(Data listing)
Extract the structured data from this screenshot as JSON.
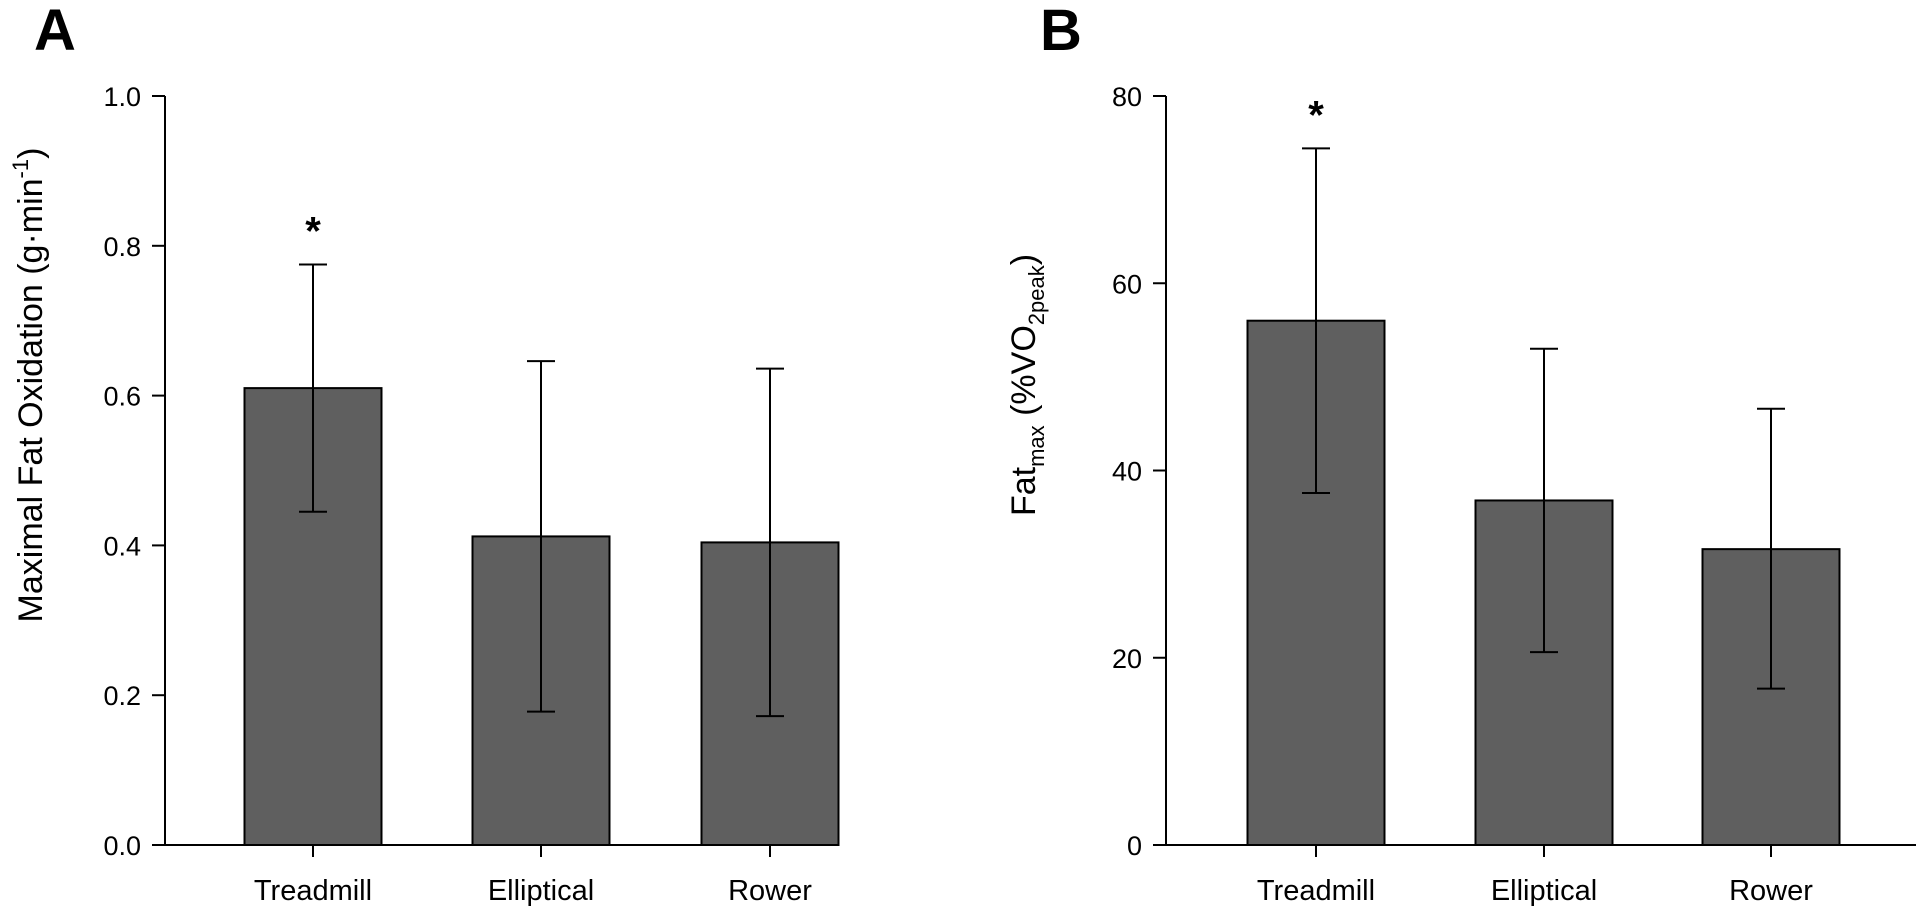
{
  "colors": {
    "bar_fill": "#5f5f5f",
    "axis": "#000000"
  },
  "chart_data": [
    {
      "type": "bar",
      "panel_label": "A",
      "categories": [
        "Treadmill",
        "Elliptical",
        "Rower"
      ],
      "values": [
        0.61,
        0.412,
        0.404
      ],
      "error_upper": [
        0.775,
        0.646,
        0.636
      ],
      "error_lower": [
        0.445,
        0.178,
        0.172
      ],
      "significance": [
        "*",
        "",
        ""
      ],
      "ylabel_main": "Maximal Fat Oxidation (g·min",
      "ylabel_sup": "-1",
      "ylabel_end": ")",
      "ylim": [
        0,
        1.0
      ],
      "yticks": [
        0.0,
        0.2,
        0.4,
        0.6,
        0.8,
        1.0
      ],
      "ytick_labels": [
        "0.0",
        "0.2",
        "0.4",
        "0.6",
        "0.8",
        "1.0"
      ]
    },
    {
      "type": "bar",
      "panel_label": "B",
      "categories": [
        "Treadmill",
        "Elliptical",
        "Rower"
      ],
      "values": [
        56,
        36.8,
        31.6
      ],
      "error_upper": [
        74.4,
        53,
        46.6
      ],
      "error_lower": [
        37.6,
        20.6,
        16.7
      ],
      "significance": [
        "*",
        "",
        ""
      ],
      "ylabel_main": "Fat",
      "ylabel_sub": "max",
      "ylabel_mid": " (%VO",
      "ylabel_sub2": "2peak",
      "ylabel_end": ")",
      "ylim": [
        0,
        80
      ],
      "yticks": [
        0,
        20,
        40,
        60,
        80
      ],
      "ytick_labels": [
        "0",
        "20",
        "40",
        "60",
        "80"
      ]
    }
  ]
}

_Your goal_
Leave out the pictures and copy the rest of the material above exactly.

_Task solution_
Extract the structured data from this screenshot as JSON.
{
  "colors": {
    "bar_fill": "#5f5f5f",
    "axis": "#000000"
  },
  "chart_data": [
    {
      "type": "bar",
      "panel_label": "A",
      "categories": [
        "Treadmill",
        "Elliptical",
        "Rower"
      ],
      "values": [
        0.61,
        0.412,
        0.404
      ],
      "error_upper": [
        0.775,
        0.646,
        0.636
      ],
      "error_lower": [
        0.445,
        0.178,
        0.172
      ],
      "significance": [
        "*",
        "",
        ""
      ],
      "ylabel_main": "Maximal Fat Oxidation (g·min",
      "ylabel_sup": "-1",
      "ylabel_end": ")",
      "ylim": [
        0,
        1.0
      ],
      "yticks": [
        0.0,
        0.2,
        0.4,
        0.6,
        0.8,
        1.0
      ],
      "ytick_labels": [
        "0.0",
        "0.2",
        "0.4",
        "0.6",
        "0.8",
        "1.0"
      ]
    },
    {
      "type": "bar",
      "panel_label": "B",
      "categories": [
        "Treadmill",
        "Elliptical",
        "Rower"
      ],
      "values": [
        56,
        36.8,
        31.6
      ],
      "error_upper": [
        74.4,
        53,
        46.6
      ],
      "error_lower": [
        37.6,
        20.6,
        16.7
      ],
      "significance": [
        "*",
        "",
        ""
      ],
      "ylabel_main": "Fat",
      "ylabel_sub": "max",
      "ylabel_mid": " (%VO",
      "ylabel_sub2": "2peak",
      "ylabel_end": ")",
      "ylim": [
        0,
        80
      ],
      "yticks": [
        0,
        20,
        40,
        60,
        80
      ],
      "ytick_labels": [
        "0",
        "20",
        "40",
        "60",
        "80"
      ]
    }
  ]
}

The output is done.